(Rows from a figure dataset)
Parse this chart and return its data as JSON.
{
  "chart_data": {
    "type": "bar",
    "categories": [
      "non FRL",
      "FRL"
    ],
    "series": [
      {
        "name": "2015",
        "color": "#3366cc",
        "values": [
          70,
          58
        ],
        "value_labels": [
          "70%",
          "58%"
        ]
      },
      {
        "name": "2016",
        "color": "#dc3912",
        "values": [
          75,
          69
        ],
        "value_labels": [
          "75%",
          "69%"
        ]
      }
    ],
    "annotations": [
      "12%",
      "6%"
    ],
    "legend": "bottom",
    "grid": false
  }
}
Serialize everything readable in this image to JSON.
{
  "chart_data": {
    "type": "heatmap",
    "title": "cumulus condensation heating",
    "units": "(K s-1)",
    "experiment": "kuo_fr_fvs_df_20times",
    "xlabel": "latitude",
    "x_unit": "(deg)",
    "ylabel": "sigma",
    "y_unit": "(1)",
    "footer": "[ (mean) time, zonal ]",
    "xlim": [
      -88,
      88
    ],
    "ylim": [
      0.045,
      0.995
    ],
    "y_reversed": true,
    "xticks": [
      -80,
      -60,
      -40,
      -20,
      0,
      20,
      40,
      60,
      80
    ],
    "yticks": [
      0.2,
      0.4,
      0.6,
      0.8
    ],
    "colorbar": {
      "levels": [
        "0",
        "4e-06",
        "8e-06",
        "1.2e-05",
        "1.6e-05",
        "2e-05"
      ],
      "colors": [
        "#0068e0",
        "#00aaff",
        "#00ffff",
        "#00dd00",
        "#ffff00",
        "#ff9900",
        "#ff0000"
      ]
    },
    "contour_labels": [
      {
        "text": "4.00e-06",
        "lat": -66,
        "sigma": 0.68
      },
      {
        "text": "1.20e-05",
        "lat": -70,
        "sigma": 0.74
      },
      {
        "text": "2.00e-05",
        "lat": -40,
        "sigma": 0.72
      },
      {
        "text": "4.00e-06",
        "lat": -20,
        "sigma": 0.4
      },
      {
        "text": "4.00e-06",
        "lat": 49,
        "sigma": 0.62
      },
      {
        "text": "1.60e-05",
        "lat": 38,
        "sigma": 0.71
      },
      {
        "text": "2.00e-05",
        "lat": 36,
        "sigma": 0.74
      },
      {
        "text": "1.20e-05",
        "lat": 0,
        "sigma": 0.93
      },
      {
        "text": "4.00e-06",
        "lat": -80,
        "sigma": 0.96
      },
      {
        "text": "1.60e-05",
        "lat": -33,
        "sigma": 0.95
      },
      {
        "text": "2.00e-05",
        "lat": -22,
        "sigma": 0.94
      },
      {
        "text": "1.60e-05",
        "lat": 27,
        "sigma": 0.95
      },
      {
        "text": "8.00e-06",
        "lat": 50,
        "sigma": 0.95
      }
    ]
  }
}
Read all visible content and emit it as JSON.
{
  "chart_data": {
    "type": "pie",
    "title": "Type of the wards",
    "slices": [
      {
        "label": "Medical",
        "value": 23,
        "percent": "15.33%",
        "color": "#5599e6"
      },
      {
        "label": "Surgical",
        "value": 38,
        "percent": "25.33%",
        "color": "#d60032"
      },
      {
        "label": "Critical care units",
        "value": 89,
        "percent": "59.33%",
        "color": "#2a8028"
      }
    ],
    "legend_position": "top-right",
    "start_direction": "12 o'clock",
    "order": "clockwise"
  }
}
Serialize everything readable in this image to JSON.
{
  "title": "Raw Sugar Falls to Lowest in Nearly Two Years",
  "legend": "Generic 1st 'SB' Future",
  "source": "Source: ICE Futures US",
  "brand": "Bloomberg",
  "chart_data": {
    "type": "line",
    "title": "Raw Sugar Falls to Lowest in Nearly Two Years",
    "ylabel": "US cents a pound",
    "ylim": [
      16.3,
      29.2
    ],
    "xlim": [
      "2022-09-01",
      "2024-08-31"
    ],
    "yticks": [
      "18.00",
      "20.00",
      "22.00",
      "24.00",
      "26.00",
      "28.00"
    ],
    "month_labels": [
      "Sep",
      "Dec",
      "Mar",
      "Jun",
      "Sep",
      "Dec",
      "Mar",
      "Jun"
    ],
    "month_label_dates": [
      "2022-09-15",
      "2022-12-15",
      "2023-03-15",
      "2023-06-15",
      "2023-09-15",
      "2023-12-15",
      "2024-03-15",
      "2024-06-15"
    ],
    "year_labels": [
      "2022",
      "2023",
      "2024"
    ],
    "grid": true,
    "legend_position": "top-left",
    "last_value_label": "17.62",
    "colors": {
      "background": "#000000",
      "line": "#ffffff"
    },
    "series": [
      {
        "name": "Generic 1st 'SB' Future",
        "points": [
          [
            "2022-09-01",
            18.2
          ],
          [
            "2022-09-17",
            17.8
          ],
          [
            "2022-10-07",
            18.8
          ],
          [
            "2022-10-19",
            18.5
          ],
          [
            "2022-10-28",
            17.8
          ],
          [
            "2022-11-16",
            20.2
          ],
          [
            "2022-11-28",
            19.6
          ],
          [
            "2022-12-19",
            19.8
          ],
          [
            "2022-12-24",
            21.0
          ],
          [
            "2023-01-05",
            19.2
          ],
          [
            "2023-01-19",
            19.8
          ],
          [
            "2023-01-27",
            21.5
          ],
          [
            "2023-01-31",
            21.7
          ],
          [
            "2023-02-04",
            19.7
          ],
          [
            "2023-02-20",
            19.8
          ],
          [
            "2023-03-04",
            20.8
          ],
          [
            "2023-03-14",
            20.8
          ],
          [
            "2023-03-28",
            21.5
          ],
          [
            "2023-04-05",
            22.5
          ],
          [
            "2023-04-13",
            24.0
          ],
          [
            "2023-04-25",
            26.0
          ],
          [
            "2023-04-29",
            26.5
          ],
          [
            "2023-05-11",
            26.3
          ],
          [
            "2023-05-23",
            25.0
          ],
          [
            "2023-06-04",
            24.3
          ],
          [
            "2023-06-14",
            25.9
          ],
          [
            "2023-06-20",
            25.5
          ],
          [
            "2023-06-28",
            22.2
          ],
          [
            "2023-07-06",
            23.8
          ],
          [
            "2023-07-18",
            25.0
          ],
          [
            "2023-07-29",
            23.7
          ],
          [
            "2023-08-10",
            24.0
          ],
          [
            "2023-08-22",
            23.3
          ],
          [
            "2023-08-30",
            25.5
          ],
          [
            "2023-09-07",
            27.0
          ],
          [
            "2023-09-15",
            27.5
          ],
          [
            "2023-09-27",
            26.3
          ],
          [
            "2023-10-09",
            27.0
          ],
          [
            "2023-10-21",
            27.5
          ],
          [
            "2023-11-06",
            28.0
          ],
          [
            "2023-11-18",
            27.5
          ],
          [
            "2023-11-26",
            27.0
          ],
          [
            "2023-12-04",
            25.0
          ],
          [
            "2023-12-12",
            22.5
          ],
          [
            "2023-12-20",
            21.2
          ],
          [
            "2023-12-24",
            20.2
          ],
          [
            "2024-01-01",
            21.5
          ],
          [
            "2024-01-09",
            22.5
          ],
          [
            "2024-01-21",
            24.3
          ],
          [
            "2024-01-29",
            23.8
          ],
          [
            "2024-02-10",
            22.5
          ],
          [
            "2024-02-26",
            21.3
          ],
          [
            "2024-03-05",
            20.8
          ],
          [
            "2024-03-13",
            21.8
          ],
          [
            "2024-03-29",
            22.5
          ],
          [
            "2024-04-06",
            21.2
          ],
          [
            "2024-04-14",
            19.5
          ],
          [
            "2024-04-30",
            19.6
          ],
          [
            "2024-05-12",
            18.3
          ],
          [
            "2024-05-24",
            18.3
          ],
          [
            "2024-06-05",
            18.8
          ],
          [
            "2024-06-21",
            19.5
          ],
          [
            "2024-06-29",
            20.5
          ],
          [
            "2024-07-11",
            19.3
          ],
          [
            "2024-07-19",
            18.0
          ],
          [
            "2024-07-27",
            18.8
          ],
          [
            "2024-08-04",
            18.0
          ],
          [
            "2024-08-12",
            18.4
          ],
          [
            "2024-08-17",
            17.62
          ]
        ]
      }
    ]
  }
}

**WRITTEN INSTRUCTION**
Of the lines above, how many contain the word "JSON"? Provide the number and nothing else.

**TASK RESPONSE**
4